TASK DETAILS
Repeat every record below exactly, but leave out any pictures.

GIVEN ENTRIES
-----

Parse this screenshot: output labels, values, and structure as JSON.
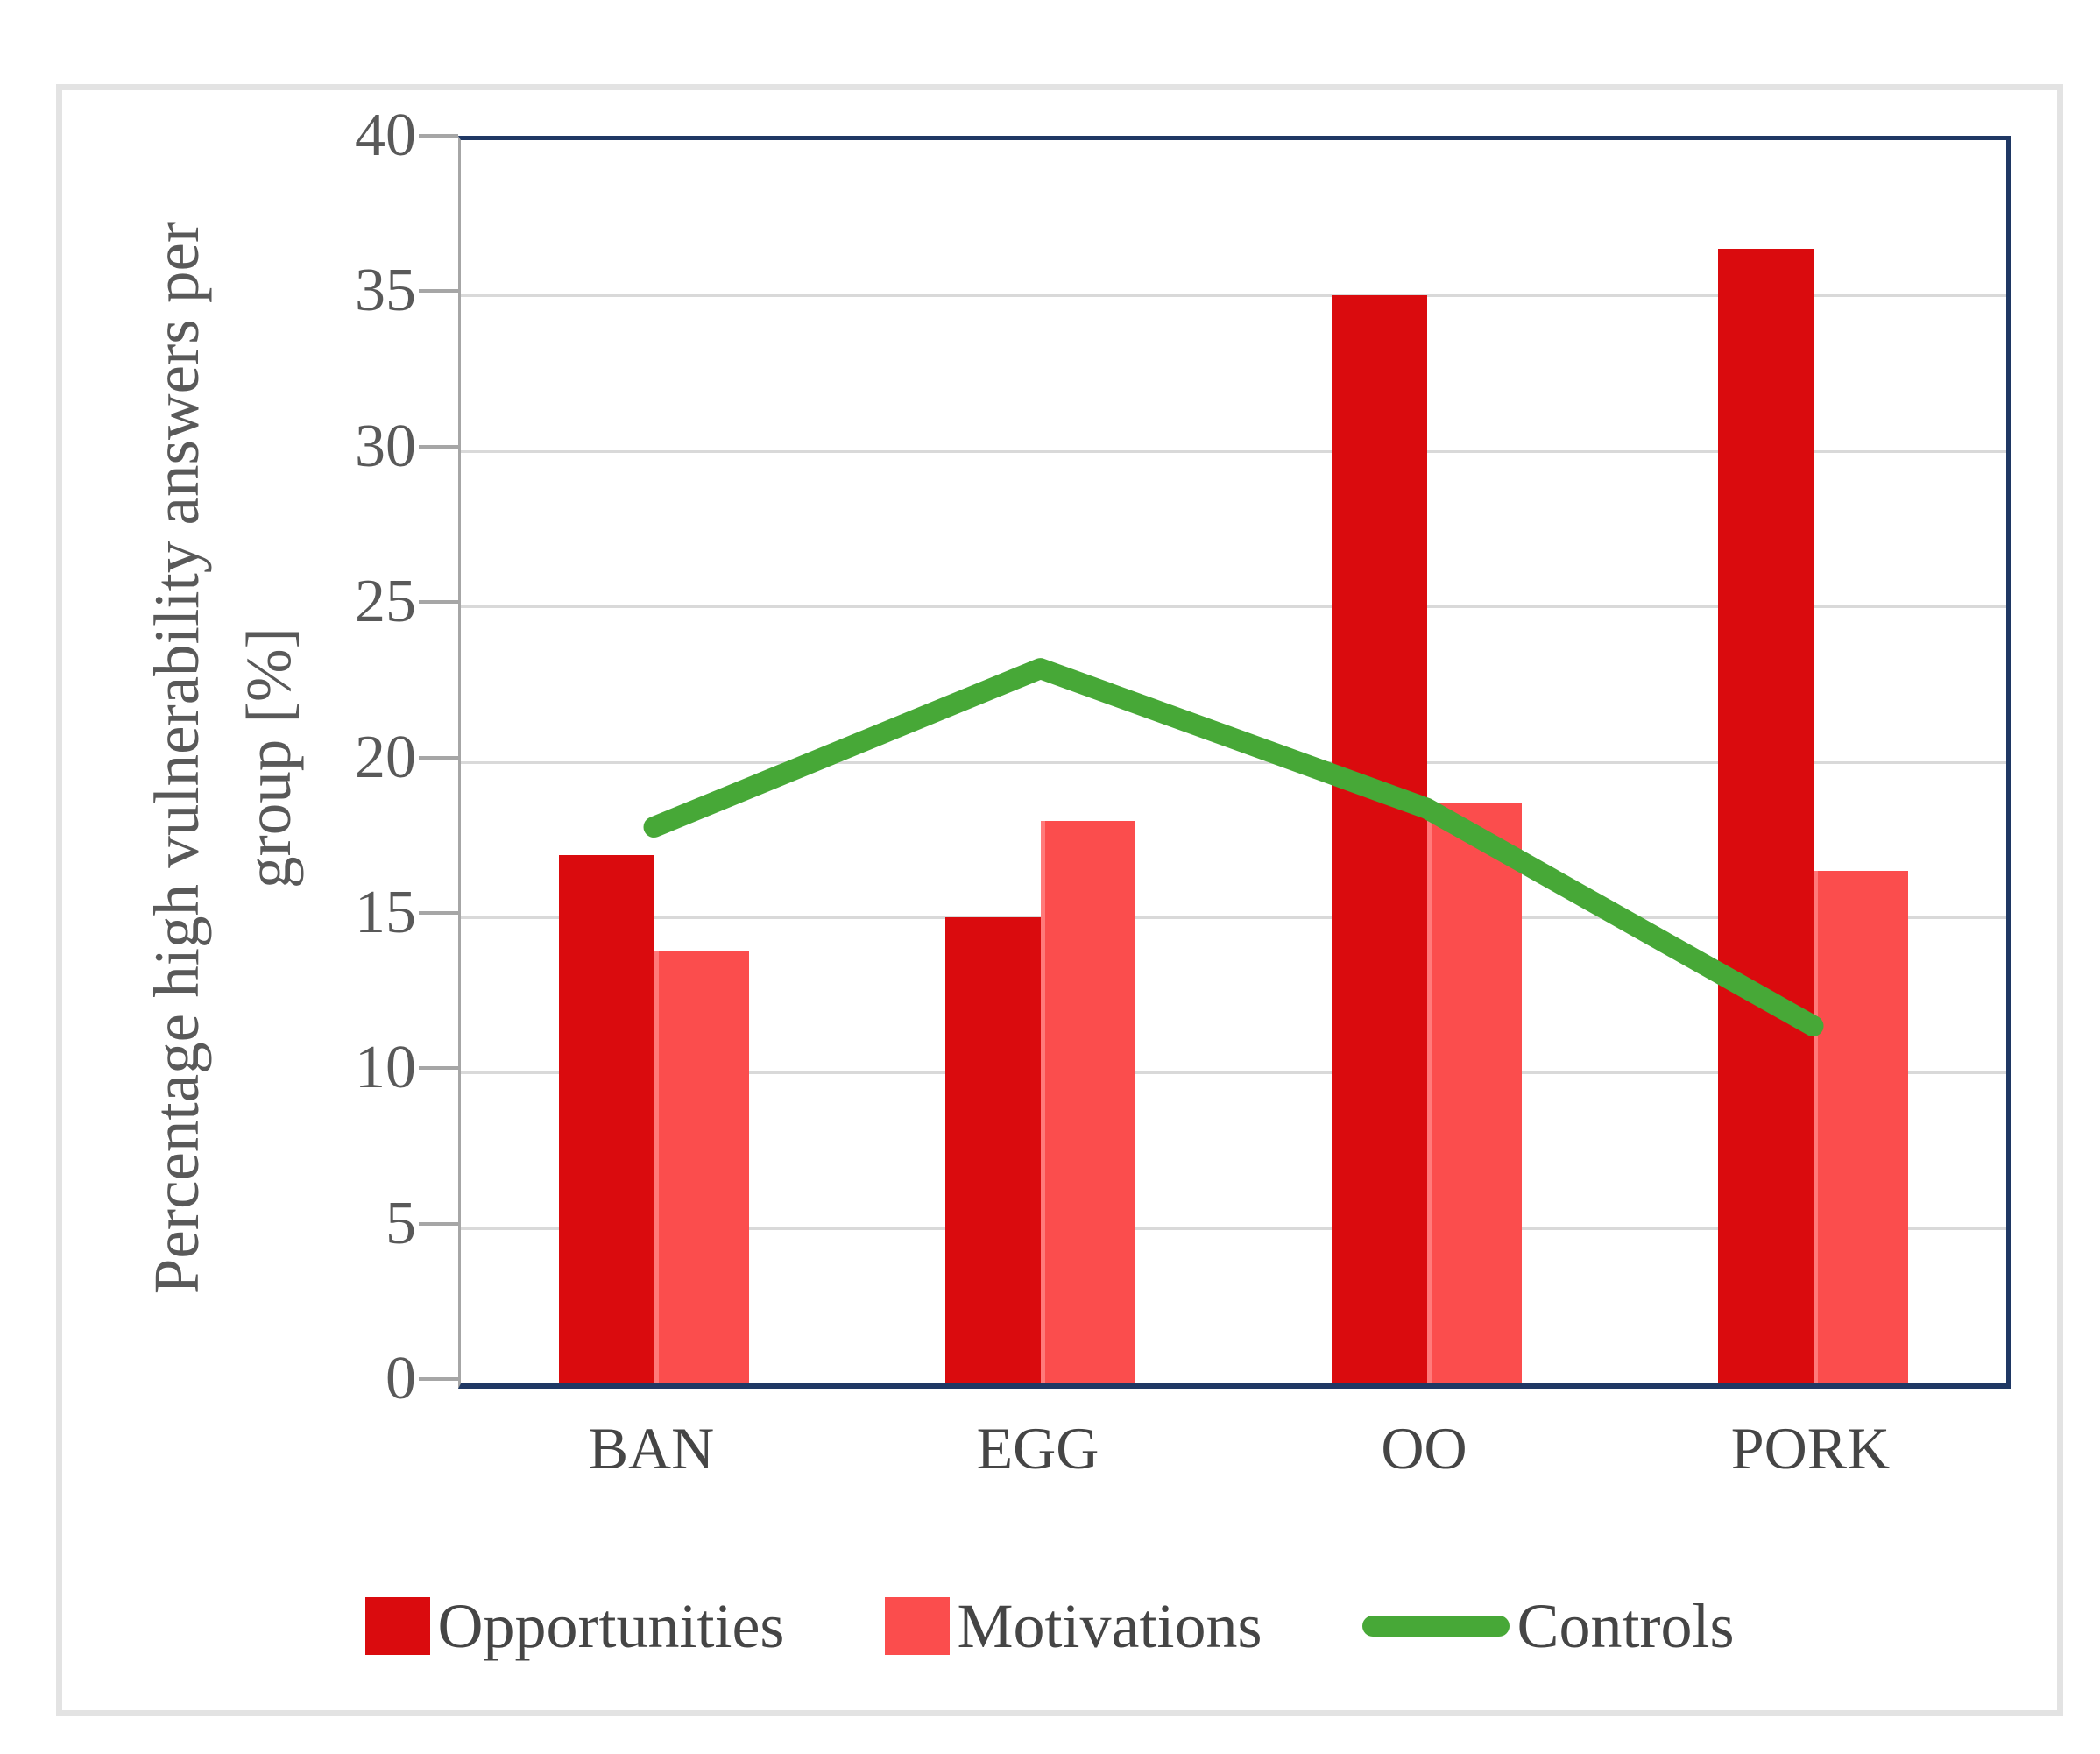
{
  "figure": {
    "background": "#ffffff",
    "frame_color": "#e3e3e3"
  },
  "chart_data": {
    "type": "bar",
    "subtype": "clustered-bars-with-line-overlay",
    "categories": [
      "BAN",
      "EGG",
      "OO",
      "PORK"
    ],
    "series": [
      {
        "name": "Opportunities",
        "type": "bar",
        "color": "#da0b0e",
        "values": [
          17,
          15,
          35,
          36.5
        ]
      },
      {
        "name": "Motivations",
        "type": "bar",
        "color": "#fb4d4d",
        "edge_highlight": "#ff7a7a",
        "values": [
          13.9,
          18.1,
          18.7,
          16.5
        ]
      },
      {
        "name": "Controls",
        "type": "line",
        "color": "#47a837",
        "line_width": 24,
        "values": [
          17.9,
          23,
          18.5,
          11.5
        ]
      }
    ],
    "title": "",
    "xlabel": "",
    "ylabel_lines": [
      "Percentage high vulnerability answers per",
      "group [%]"
    ],
    "ylim": [
      0,
      40
    ],
    "yticks": [
      0,
      5,
      10,
      15,
      20,
      25,
      30,
      35,
      40
    ],
    "grid": true,
    "legend_position": "bottom"
  },
  "colors": {
    "plot_border": "#1f3864",
    "axis_line": "#a6a6a6",
    "gridline": "#d9d9d9",
    "tick_label": "#595959",
    "axis_title": "#595959",
    "category_label": "#454545",
    "legend_label": "#454545"
  }
}
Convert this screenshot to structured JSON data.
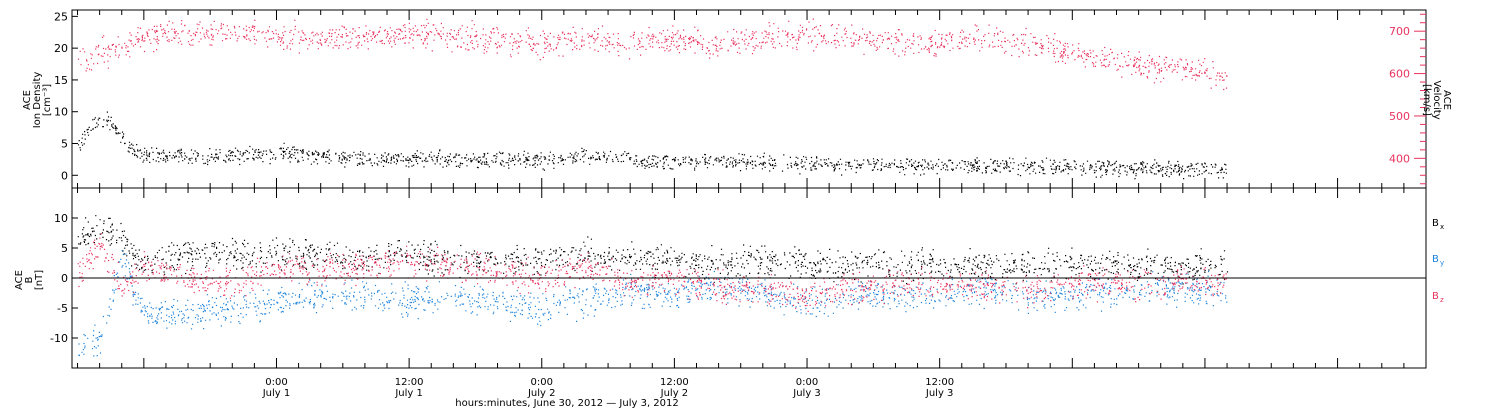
{
  "colors": {
    "black": "#000000",
    "red": "#e8335f",
    "blue": "#1f84db"
  },
  "chart_data": [
    {
      "type": "scatter",
      "panel": "top",
      "ylabel_left": [
        "ACE",
        "Ion Density",
        "[cm⁻³]"
      ],
      "ylabel_right": [
        "ACE",
        "Velocity",
        "[km/s]"
      ],
      "left_axis": {
        "ylim": [
          -2,
          26
        ],
        "ticks": [
          0,
          5,
          10,
          15,
          20,
          25
        ],
        "color": "#000000"
      },
      "right_axis": {
        "ylim": [
          330,
          750
        ],
        "ticks": [
          400,
          500,
          600,
          700
        ],
        "color": "#e8335f"
      },
      "series": [
        {
          "axis": "right",
          "color": "#e8335f",
          "x": [
            -18,
            -14,
            -10,
            -8,
            -4,
            0,
            4,
            8,
            12,
            16,
            20,
            24,
            28,
            32,
            36,
            40,
            44,
            48,
            52,
            56,
            60,
            64,
            68,
            72,
            76,
            80,
            84,
            86
          ],
          "y": [
            630,
            660,
            700,
            690,
            700,
            690,
            680,
            690,
            690,
            690,
            680,
            670,
            680,
            670,
            680,
            670,
            680,
            690,
            685,
            670,
            670,
            680,
            670,
            650,
            630,
            615,
            600,
            580
          ]
        },
        {
          "axis": "left",
          "color": "#000000",
          "x": [
            -18,
            -17,
            -16,
            -15,
            -14,
            -13,
            -12,
            -8,
            -4,
            0,
            4,
            8,
            12,
            16,
            20,
            24,
            28,
            32,
            36,
            40,
            44,
            48,
            52,
            56,
            60,
            64,
            68,
            72,
            76,
            80,
            84,
            86
          ],
          "y": [
            5,
            7,
            9,
            8,
            6,
            4,
            3,
            3,
            3,
            3.5,
            3.2,
            2.5,
            2.5,
            2.5,
            2.5,
            2.5,
            3,
            2.5,
            2,
            2.2,
            2,
            1.8,
            1.6,
            1.6,
            1.4,
            1.6,
            1.2,
            1.2,
            1,
            1,
            1,
            0.8
          ]
        }
      ]
    },
    {
      "type": "scatter",
      "panel": "bottom",
      "ylabel_left": [
        "ACE",
        "B",
        "[nT]"
      ],
      "ylim": [
        -15,
        15
      ],
      "ticks": [
        -10,
        -5,
        0,
        5,
        10
      ],
      "zero_line": true,
      "series": [
        {
          "name": "Bx",
          "label_main": "B",
          "label_sub": "x",
          "color": "#000000",
          "x": [
            -18,
            -16,
            -14,
            -12,
            -8,
            -4,
            0,
            4,
            8,
            12,
            16,
            20,
            24,
            28,
            32,
            36,
            40,
            44,
            48,
            52,
            56,
            60,
            64,
            68,
            72,
            76,
            80,
            84,
            86
          ],
          "y": [
            7,
            8,
            6,
            2,
            4,
            4,
            4,
            4,
            3,
            4,
            3,
            3,
            3,
            4,
            3,
            3,
            2,
            3,
            2,
            2,
            2,
            2,
            2,
            2,
            2,
            2,
            2,
            2,
            2
          ]
        },
        {
          "name": "By",
          "label_main": "B",
          "label_sub": "y",
          "color": "#1f84db",
          "x": [
            -18,
            -16,
            -14,
            -12,
            -8,
            -4,
            0,
            4,
            8,
            12,
            16,
            20,
            24,
            28,
            32,
            36,
            40,
            44,
            48,
            52,
            56,
            60,
            64,
            68,
            72,
            76,
            80,
            84,
            86
          ],
          "y": [
            -12,
            -10,
            3,
            -6,
            -6,
            -5,
            -4,
            -3,
            -3,
            -4,
            -3,
            -4,
            -5,
            -4,
            -2,
            -3,
            -1,
            -3,
            -4,
            -3,
            -3,
            -3,
            -2,
            -3,
            -3,
            -2,
            -2,
            -2,
            -2
          ]
        },
        {
          "name": "Bz",
          "label_main": "B",
          "label_sub": "z",
          "color": "#e8335f",
          "x": [
            -18,
            -16,
            -14,
            -12,
            -8,
            -4,
            0,
            4,
            8,
            12,
            16,
            20,
            24,
            28,
            32,
            36,
            40,
            44,
            48,
            52,
            56,
            60,
            64,
            68,
            72,
            76,
            80,
            84,
            86
          ],
          "y": [
            0,
            6,
            -2,
            2,
            0,
            -1,
            2,
            1,
            2,
            3,
            2,
            1,
            0,
            2,
            -1,
            0,
            -2,
            -2,
            -3,
            -2,
            -1,
            -1,
            -1,
            -2,
            -1,
            -1,
            -1,
            -1,
            0
          ]
        }
      ]
    }
  ],
  "x_axis": {
    "xlim": [
      -18.5,
      104
    ],
    "ticks": [
      {
        "x": 0,
        "time": "0:00",
        "date": "July 1"
      },
      {
        "x": 12,
        "time": "12:00",
        "date": "July 1"
      },
      {
        "x": 24,
        "time": "0:00",
        "date": "July 2"
      },
      {
        "x": 36,
        "time": "12:00",
        "date": "July 2"
      },
      {
        "x": 48,
        "time": "0:00",
        "date": "July 3"
      },
      {
        "x": 60,
        "time": "12:00",
        "date": "July 3"
      }
    ],
    "label": "hours:minutes, June 30, 2012 — July  3, 2012"
  }
}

-----

OUTPUT OF THE EXERCISE
Parse this screenshot: output labels, values, and structure as JSON.
{
  "figure": {
    "background": "#ffffff",
    "frame_color": "#e3e3e3"
  },
  "chart_data": {
    "type": "bar",
    "subtype": "clustered-bars-with-line-overlay",
    "categories": [
      "BAN",
      "EGG",
      "OO",
      "PORK"
    ],
    "series": [
      {
        "name": "Opportunities",
        "type": "bar",
        "color": "#da0b0e",
        "values": [
          17,
          15,
          35,
          36.5
        ]
      },
      {
        "name": "Motivations",
        "type": "bar",
        "color": "#fb4d4d",
        "edge_highlight": "#ff7a7a",
        "values": [
          13.9,
          18.1,
          18.7,
          16.5
        ]
      },
      {
        "name": "Controls",
        "type": "line",
        "color": "#47a837",
        "line_width": 24,
        "values": [
          17.9,
          23,
          18.5,
          11.5
        ]
      }
    ],
    "title": "",
    "xlabel": "",
    "ylabel_lines": [
      "Percentage high vulnerability answers per",
      "group [%]"
    ],
    "ylim": [
      0,
      40
    ],
    "yticks": [
      0,
      5,
      10,
      15,
      20,
      25,
      30,
      35,
      40
    ],
    "grid": true,
    "legend_position": "bottom"
  },
  "colors": {
    "plot_border": "#1f3864",
    "axis_line": "#a6a6a6",
    "gridline": "#d9d9d9",
    "tick_label": "#595959",
    "axis_title": "#595959",
    "category_label": "#454545",
    "legend_label": "#454545"
  }
}
Convert this screenshot to structured JSON data.
{
  "colors": {
    "black": "#000000",
    "red": "#e8335f",
    "blue": "#1f84db"
  },
  "chart_data": [
    {
      "type": "scatter",
      "panel": "top",
      "ylabel_left": [
        "ACE",
        "Ion Density",
        "[cm⁻³]"
      ],
      "ylabel_right": [
        "ACE",
        "Velocity",
        "[km/s]"
      ],
      "left_axis": {
        "ylim": [
          -2,
          26
        ],
        "ticks": [
          0,
          5,
          10,
          15,
          20,
          25
        ],
        "color": "#000000"
      },
      "right_axis": {
        "ylim": [
          330,
          750
        ],
        "ticks": [
          400,
          500,
          600,
          700
        ],
        "color": "#e8335f"
      },
      "series": [
        {
          "axis": "right",
          "color": "#e8335f",
          "x": [
            -18,
            -14,
            -10,
            -8,
            -4,
            0,
            4,
            8,
            12,
            16,
            20,
            24,
            28,
            32,
            36,
            40,
            44,
            48,
            52,
            56,
            60,
            64,
            68,
            72,
            76,
            80,
            84,
            86
          ],
          "y": [
            630,
            660,
            700,
            690,
            700,
            690,
            680,
            690,
            690,
            690,
            680,
            670,
            680,
            670,
            680,
            670,
            680,
            690,
            685,
            670,
            670,
            680,
            670,
            650,
            630,
            615,
            600,
            580
          ]
        },
        {
          "axis": "left",
          "color": "#000000",
          "x": [
            -18,
            -17,
            -16,
            -15,
            -14,
            -13,
            -12,
            -8,
            -4,
            0,
            4,
            8,
            12,
            16,
            20,
            24,
            28,
            32,
            36,
            40,
            44,
            48,
            52,
            56,
            60,
            64,
            68,
            72,
            76,
            80,
            84,
            86
          ],
          "y": [
            5,
            7,
            9,
            8,
            6,
            4,
            3,
            3,
            3,
            3.5,
            3.2,
            2.5,
            2.5,
            2.5,
            2.5,
            2.5,
            3,
            2.5,
            2,
            2.2,
            2,
            1.8,
            1.6,
            1.6,
            1.4,
            1.6,
            1.2,
            1.2,
            1,
            1,
            1,
            0.8
          ]
        }
      ]
    },
    {
      "type": "scatter",
      "panel": "bottom",
      "ylabel_left": [
        "ACE",
        "B",
        "[nT]"
      ],
      "ylim": [
        -15,
        15
      ],
      "ticks": [
        -10,
        -5,
        0,
        5,
        10
      ],
      "zero_line": true,
      "series": [
        {
          "name": "Bx",
          "label_main": "B",
          "label_sub": "x",
          "color": "#000000",
          "x": [
            -18,
            -16,
            -14,
            -12,
            -8,
            -4,
            0,
            4,
            8,
            12,
            16,
            20,
            24,
            28,
            32,
            36,
            40,
            44,
            48,
            52,
            56,
            60,
            64,
            68,
            72,
            76,
            80,
            84,
            86
          ],
          "y": [
            7,
            8,
            6,
            2,
            4,
            4,
            4,
            4,
            3,
            4,
            3,
            3,
            3,
            4,
            3,
            3,
            2,
            3,
            2,
            2,
            2,
            2,
            2,
            2,
            2,
            2,
            2,
            2,
            2
          ]
        },
        {
          "name": "By",
          "label_main": "B",
          "label_sub": "y",
          "color": "#1f84db",
          "x": [
            -18,
            -16,
            -14,
            -12,
            -8,
            -4,
            0,
            4,
            8,
            12,
            16,
            20,
            24,
            28,
            32,
            36,
            40,
            44,
            48,
            52,
            56,
            60,
            64,
            68,
            72,
            76,
            80,
            84,
            86
          ],
          "y": [
            -12,
            -10,
            3,
            -6,
            -6,
            -5,
            -4,
            -3,
            -3,
            -4,
            -3,
            -4,
            -5,
            -4,
            -2,
            -3,
            -1,
            -3,
            -4,
            -3,
            -3,
            -3,
            -2,
            -3,
            -3,
            -2,
            -2,
            -2,
            -2
          ]
        },
        {
          "name": "Bz",
          "label_main": "B",
          "label_sub": "z",
          "color": "#e8335f",
          "x": [
            -18,
            -16,
            -14,
            -12,
            -8,
            -4,
            0,
            4,
            8,
            12,
            16,
            20,
            24,
            28,
            32,
            36,
            40,
            44,
            48,
            52,
            56,
            60,
            64,
            68,
            72,
            76,
            80,
            84,
            86
          ],
          "y": [
            0,
            6,
            -2,
            2,
            0,
            -1,
            2,
            1,
            2,
            3,
            2,
            1,
            0,
            2,
            -1,
            0,
            -2,
            -2,
            -3,
            -2,
            -1,
            -1,
            -1,
            -2,
            -1,
            -1,
            -1,
            -1,
            0
          ]
        }
      ]
    }
  ],
  "x_axis": {
    "xlim": [
      -18.5,
      104
    ],
    "ticks": [
      {
        "x": 0,
        "time": "0:00",
        "date": "July 1"
      },
      {
        "x": 12,
        "time": "12:00",
        "date": "July 1"
      },
      {
        "x": 24,
        "time": "0:00",
        "date": "July 2"
      },
      {
        "x": 36,
        "time": "12:00",
        "date": "July 2"
      },
      {
        "x": 48,
        "time": "0:00",
        "date": "July 3"
      },
      {
        "x": 60,
        "time": "12:00",
        "date": "July 3"
      }
    ],
    "label": "hours:minutes, June 30, 2012 — July  3, 2012"
  }
}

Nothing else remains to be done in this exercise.